* **Your instructions**: Provide only the number of lines in the data below that contain the string "Settings".

## BEGIN Record extracts

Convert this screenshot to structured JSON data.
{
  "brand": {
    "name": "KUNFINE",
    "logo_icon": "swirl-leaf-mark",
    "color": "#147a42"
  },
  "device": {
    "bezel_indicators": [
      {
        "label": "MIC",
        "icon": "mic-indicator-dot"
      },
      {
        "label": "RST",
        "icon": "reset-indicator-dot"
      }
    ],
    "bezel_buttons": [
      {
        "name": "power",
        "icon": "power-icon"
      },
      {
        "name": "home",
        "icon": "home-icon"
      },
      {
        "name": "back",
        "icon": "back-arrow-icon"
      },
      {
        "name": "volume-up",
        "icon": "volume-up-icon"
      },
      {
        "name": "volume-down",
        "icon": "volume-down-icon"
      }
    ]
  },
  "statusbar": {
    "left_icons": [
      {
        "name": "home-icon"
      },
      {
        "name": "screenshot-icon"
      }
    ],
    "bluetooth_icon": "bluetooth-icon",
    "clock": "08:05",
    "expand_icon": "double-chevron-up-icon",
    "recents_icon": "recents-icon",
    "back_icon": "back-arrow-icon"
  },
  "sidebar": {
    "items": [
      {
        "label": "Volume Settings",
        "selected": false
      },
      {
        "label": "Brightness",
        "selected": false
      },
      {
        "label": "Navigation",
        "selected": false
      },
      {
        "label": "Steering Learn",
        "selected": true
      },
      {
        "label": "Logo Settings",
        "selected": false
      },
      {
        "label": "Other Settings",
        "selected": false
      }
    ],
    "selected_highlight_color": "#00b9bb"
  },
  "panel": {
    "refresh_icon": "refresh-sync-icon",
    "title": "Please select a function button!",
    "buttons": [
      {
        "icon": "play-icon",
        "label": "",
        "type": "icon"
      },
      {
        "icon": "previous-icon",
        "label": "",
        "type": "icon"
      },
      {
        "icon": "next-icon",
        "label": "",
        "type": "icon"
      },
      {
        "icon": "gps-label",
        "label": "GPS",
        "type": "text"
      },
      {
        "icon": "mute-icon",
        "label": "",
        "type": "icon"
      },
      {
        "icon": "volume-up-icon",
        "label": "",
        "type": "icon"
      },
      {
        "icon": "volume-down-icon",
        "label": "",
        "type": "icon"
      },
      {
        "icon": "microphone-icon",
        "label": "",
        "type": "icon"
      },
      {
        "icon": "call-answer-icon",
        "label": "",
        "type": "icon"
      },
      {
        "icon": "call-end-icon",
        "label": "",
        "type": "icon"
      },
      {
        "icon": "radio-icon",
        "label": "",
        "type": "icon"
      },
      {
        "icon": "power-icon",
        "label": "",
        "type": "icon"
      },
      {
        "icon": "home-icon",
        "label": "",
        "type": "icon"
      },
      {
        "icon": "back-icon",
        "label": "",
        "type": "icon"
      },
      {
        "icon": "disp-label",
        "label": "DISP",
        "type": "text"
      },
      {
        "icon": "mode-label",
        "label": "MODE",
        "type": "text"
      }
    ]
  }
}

## END Record extracts

* **Full answer**: 3